**TASK DETAILS**
Print out the entries below with no edits.

--- start STORED DATA ---

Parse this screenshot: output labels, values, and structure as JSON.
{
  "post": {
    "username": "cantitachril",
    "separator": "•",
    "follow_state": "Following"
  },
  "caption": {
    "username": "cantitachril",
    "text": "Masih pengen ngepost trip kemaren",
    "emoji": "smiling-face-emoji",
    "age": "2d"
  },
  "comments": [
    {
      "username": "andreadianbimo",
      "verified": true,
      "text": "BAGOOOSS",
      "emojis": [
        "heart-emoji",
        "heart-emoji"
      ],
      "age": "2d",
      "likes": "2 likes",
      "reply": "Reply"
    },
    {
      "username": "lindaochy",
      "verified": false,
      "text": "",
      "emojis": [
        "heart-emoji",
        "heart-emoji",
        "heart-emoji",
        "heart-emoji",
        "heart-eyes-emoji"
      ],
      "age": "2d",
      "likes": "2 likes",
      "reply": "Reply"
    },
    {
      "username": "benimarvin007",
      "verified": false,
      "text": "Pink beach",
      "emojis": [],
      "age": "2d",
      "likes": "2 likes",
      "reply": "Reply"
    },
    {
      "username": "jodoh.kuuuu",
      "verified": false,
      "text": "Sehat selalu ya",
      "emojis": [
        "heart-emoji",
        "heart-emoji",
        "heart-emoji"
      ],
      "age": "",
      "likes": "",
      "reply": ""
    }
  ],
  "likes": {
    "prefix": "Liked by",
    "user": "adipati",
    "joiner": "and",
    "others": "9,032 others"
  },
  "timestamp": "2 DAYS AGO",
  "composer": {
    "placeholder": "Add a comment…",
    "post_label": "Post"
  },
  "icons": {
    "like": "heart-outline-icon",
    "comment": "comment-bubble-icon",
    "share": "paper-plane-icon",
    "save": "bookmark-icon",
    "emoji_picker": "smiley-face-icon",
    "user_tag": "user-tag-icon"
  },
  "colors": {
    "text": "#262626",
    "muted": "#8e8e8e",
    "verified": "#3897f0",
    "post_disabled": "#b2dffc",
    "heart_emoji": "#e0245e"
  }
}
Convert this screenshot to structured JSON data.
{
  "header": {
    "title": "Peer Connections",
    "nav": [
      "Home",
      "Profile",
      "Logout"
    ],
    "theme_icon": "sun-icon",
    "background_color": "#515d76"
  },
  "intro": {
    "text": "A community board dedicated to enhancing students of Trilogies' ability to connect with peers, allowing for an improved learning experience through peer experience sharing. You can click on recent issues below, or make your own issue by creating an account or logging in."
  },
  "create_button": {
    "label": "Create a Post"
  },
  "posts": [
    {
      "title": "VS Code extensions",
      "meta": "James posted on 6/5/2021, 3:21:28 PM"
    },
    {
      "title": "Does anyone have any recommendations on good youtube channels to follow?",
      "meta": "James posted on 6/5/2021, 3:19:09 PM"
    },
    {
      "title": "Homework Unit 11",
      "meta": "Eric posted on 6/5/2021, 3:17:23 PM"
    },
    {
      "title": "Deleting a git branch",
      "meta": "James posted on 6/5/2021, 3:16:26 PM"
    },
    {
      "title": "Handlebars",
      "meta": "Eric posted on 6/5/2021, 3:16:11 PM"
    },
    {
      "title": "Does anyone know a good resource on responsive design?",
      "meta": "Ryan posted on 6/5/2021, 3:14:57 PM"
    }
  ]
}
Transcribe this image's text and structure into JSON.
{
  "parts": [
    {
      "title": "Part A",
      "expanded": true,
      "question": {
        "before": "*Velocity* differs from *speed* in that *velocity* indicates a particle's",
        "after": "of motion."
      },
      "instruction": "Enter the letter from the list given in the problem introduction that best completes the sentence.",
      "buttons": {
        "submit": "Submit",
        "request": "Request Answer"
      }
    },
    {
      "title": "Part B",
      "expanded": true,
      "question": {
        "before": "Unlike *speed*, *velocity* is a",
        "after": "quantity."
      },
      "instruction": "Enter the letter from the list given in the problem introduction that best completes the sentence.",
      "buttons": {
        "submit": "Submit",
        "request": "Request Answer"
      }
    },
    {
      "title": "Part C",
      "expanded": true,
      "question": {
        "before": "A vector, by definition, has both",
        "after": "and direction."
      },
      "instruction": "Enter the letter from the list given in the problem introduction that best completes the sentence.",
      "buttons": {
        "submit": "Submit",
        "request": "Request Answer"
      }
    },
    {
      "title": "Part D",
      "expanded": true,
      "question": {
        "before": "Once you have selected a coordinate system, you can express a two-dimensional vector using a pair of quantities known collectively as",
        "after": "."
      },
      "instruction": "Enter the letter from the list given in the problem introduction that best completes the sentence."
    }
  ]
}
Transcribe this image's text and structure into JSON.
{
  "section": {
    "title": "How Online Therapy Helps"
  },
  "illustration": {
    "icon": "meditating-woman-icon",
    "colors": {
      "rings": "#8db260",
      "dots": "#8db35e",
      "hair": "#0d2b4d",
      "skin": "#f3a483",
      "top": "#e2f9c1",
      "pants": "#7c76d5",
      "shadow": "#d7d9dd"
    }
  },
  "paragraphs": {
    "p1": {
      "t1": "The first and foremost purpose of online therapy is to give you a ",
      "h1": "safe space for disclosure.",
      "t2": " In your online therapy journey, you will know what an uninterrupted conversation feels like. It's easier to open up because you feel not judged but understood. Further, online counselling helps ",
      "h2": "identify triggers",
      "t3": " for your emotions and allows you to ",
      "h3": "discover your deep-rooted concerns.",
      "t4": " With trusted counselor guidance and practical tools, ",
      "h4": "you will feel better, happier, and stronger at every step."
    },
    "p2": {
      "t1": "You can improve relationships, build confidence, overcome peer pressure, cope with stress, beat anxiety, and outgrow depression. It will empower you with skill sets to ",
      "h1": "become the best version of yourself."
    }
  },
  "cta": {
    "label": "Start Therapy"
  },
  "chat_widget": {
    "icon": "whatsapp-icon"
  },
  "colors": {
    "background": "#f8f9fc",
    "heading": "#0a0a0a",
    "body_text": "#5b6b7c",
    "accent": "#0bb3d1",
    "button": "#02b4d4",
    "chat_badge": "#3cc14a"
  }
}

--- end STORED DATA ---

**FINISHED ANSWER**
Parse this screenshot: output labels, values, and structure as JSON.
{
  "post": {
    "username": "cantitachril",
    "separator": "•",
    "follow_state": "Following"
  },
  "caption": {
    "username": "cantitachril",
    "text": "Masih pengen ngepost trip kemaren",
    "emoji": "smiling-face-emoji",
    "age": "2d"
  },
  "comments": [
    {
      "username": "andreadianbimo",
      "verified": true,
      "text": "BAGOOOSS",
      "emojis": [
        "heart-emoji",
        "heart-emoji"
      ],
      "age": "2d",
      "likes": "2 likes",
      "reply": "Reply"
    },
    {
      "username": "lindaochy",
      "verified": false,
      "text": "",
      "emojis": [
        "heart-emoji",
        "heart-emoji",
        "heart-emoji",
        "heart-emoji",
        "heart-eyes-emoji"
      ],
      "age": "2d",
      "likes": "2 likes",
      "reply": "Reply"
    },
    {
      "username": "benimarvin007",
      "verified": false,
      "text": "Pink beach",
      "emojis": [],
      "age": "2d",
      "likes": "2 likes",
      "reply": "Reply"
    },
    {
      "username": "jodoh.kuuuu",
      "verified": false,
      "text": "Sehat selalu ya",
      "emojis": [
        "heart-emoji",
        "heart-emoji",
        "heart-emoji"
      ],
      "age": "",
      "likes": "",
      "reply": ""
    }
  ],
  "likes": {
    "prefix": "Liked by",
    "user": "adipati",
    "joiner": "and",
    "others": "9,032 others"
  },
  "timestamp": "2 DAYS AGO",
  "composer": {
    "placeholder": "Add a comment…",
    "post_label": "Post"
  },
  "icons": {
    "like": "heart-outline-icon",
    "comment": "comment-bubble-icon",
    "share": "paper-plane-icon",
    "save": "bookmark-icon",
    "emoji_picker": "smiley-face-icon",
    "user_tag": "user-tag-icon"
  },
  "colors": {
    "text": "#262626",
    "muted": "#8e8e8e",
    "verified": "#3897f0",
    "post_disabled": "#b2dffc",
    "heart_emoji": "#e0245e"
  }
}
Convert this screenshot to structured JSON data.
{
  "header": {
    "title": "Peer Connections",
    "nav": [
      "Home",
      "Profile",
      "Logout"
    ],
    "theme_icon": "sun-icon",
    "background_color": "#515d76"
  },
  "intro": {
    "text": "A community board dedicated to enhancing students of Trilogies' ability to connect with peers, allowing for an improved learning experience through peer experience sharing. You can click on recent issues below, or make your own issue by creating an account or logging in."
  },
  "create_button": {
    "label": "Create a Post"
  },
  "posts": [
    {
      "title": "VS Code extensions",
      "meta": "James posted on 6/5/2021, 3:21:28 PM"
    },
    {
      "title": "Does anyone have any recommendations on good youtube channels to follow?",
      "meta": "James posted on 6/5/2021, 3:19:09 PM"
    },
    {
      "title": "Homework Unit 11",
      "meta": "Eric posted on 6/5/2021, 3:17:23 PM"
    },
    {
      "title": "Deleting a git branch",
      "meta": "James posted on 6/5/2021, 3:16:26 PM"
    },
    {
      "title": "Handlebars",
      "meta": "Eric posted on 6/5/2021, 3:16:11 PM"
    },
    {
      "title": "Does anyone know a good resource on responsive design?",
      "meta": "Ryan posted on 6/5/2021, 3:14:57 PM"
    }
  ]
}
Transcribe this image's text and structure into JSON.
{
  "parts": [
    {
      "title": "Part A",
      "expanded": true,
      "question": {
        "before": "*Velocity* differs from *speed* in that *velocity* indicates a particle's",
        "after": "of motion."
      },
      "instruction": "Enter the letter from the list given in the problem introduction that best completes the sentence.",
      "buttons": {
        "submit": "Submit",
        "request": "Request Answer"
      }
    },
    {
      "title": "Part B",
      "expanded": true,
      "question": {
        "before": "Unlike *speed*, *velocity* is a",
        "after": "quantity."
      },
      "instruction": "Enter the letter from the list given in the problem introduction that best completes the sentence.",
      "buttons": {
        "submit": "Submit",
        "request": "Request Answer"
      }
    },
    {
      "title": "Part C",
      "expanded": true,
      "question": {
        "before": "A vector, by definition, has both",
        "after": "and direction."
      },
      "instruction": "Enter the letter from the list given in the problem introduction that best completes the sentence.",
      "buttons": {
        "submit": "Submit",
        "request": "Request Answer"
      }
    },
    {
      "title": "Part D",
      "expanded": true,
      "question": {
        "before": "Once you have selected a coordinate system, you can express a two-dimensional vector using a pair of quantities known collectively as",
        "after": "."
      },
      "instruction": "Enter the letter from the list given in the problem introduction that best completes the sentence."
    }
  ]
}
Transcribe this image's text and structure into JSON.
{
  "section": {
    "title": "How Online Therapy Helps"
  },
  "illustration": {
    "icon": "meditating-woman-icon",
    "colors": {
      "rings": "#8db260",
      "dots": "#8db35e",
      "hair": "#0d2b4d",
      "skin": "#f3a483",
      "top": "#e2f9c1",
      "pants": "#7c76d5",
      "shadow": "#d7d9dd"
    }
  },
  "paragraphs": {
    "p1": {
      "t1": "The first and foremost purpose of online therapy is to give you a ",
      "h1": "safe space for disclosure.",
      "t2": " In your online therapy journey, you will know what an uninterrupted conversation feels like. It's easier to open up because you feel not judged but understood. Further, online counselling helps ",
      "h2": "identify triggers",
      "t3": " for your emotions and allows you to ",
      "h3": "discover your deep-rooted concerns.",
      "t4": " With trusted counselor guidance and practical tools, ",
      "h4": "you will feel better, happier, and stronger at every step."
    },
    "p2": {
      "t1": "You can improve relationships, build confidence, overcome peer pressure, cope with stress, beat anxiety, and outgrow depression. It will empower you with skill sets to ",
      "h1": "become the best version of yourself."
    }
  },
  "cta": {
    "label": "Start Therapy"
  },
  "chat_widget": {
    "icon": "whatsapp-icon"
  },
  "colors": {
    "background": "#f8f9fc",
    "heading": "#0a0a0a",
    "body_text": "#5b6b7c",
    "accent": "#0bb3d1",
    "button": "#02b4d4",
    "chat_badge": "#3cc14a"
  }
}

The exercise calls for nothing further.